— Start of Material provided —
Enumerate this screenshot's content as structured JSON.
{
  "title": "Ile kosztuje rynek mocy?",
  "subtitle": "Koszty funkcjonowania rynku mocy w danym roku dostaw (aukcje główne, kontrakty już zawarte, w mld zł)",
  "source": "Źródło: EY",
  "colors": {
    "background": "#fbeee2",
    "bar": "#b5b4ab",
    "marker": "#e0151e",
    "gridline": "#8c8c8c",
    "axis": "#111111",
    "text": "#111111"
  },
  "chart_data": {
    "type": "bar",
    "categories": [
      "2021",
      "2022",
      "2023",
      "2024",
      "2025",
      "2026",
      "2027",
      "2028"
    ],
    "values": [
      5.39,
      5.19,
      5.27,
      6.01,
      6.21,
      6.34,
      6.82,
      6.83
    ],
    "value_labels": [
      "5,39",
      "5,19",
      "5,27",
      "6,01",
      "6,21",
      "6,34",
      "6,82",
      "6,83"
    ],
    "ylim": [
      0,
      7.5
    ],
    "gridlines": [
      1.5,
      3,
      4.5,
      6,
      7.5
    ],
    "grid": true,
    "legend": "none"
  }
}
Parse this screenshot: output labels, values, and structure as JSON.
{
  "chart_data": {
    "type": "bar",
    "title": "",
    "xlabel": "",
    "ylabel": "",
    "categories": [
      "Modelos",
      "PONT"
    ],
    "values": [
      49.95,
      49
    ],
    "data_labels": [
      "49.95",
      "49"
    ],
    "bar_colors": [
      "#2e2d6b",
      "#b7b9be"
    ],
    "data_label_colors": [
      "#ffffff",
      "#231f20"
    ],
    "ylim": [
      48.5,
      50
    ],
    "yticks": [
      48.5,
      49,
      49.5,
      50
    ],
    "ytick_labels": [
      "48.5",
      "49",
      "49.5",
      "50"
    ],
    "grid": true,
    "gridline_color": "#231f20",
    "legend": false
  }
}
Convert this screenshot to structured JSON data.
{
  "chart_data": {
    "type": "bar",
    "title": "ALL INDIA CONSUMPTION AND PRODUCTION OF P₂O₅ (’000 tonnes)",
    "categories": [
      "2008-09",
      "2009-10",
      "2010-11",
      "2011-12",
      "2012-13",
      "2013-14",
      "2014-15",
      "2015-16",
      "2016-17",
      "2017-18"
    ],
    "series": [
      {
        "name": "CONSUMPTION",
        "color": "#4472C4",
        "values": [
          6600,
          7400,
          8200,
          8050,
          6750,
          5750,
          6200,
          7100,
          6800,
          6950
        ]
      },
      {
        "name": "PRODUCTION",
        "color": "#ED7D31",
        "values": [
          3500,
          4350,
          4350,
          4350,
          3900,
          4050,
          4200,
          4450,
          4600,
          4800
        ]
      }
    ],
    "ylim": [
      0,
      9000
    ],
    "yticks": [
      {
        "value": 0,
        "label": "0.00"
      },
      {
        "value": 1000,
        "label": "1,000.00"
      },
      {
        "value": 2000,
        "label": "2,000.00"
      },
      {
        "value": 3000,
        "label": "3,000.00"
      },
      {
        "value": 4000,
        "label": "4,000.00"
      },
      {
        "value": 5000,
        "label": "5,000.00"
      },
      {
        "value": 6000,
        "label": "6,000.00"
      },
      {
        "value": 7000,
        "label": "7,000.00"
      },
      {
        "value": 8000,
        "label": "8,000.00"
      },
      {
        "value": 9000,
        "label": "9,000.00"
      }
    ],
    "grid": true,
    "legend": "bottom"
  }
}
— End of Material provided —
Problem requirements:
Can you quote exactly the lines from the one containing "Convert this screenshot" through the last line of the records above, and nothing else?

Completed task:
Convert this screenshot to structured JSON data.
{
  "chart_data": {
    "type": "bar",
    "title": "ALL INDIA CONSUMPTION AND PRODUCTION OF P₂O₅ (’000 tonnes)",
    "categories": [
      "2008-09",
      "2009-10",
      "2010-11",
      "2011-12",
      "2012-13",
      "2013-14",
      "2014-15",
      "2015-16",
      "2016-17",
      "2017-18"
    ],
    "series": [
      {
        "name": "CONSUMPTION",
        "color": "#4472C4",
        "values": [
          6600,
          7400,
          8200,
          8050,
          6750,
          5750,
          6200,
          7100,
          6800,
          6950
        ]
      },
      {
        "name": "PRODUCTION",
        "color": "#ED7D31",
        "values": [
          3500,
          4350,
          4350,
          4350,
          3900,
          4050,
          4200,
          4450,
          4600,
          4800
        ]
      }
    ],
    "ylim": [
      0,
      9000
    ],
    "yticks": [
      {
        "value": 0,
        "label": "0.00"
      },
      {
        "value": 1000,
        "label": "1,000.00"
      },
      {
        "value": 2000,
        "label": "2,000.00"
      },
      {
        "value": 3000,
        "label": "3,000.00"
      },
      {
        "value": 4000,
        "label": "4,000.00"
      },
      {
        "value": 5000,
        "label": "5,000.00"
      },
      {
        "value": 6000,
        "label": "6,000.00"
      },
      {
        "value": 7000,
        "label": "7,000.00"
      },
      {
        "value": 8000,
        "label": "8,000.00"
      },
      {
        "value": 9000,
        "label": "9,000.00"
      }
    ],
    "grid": true,
    "legend": "bottom"
  }
}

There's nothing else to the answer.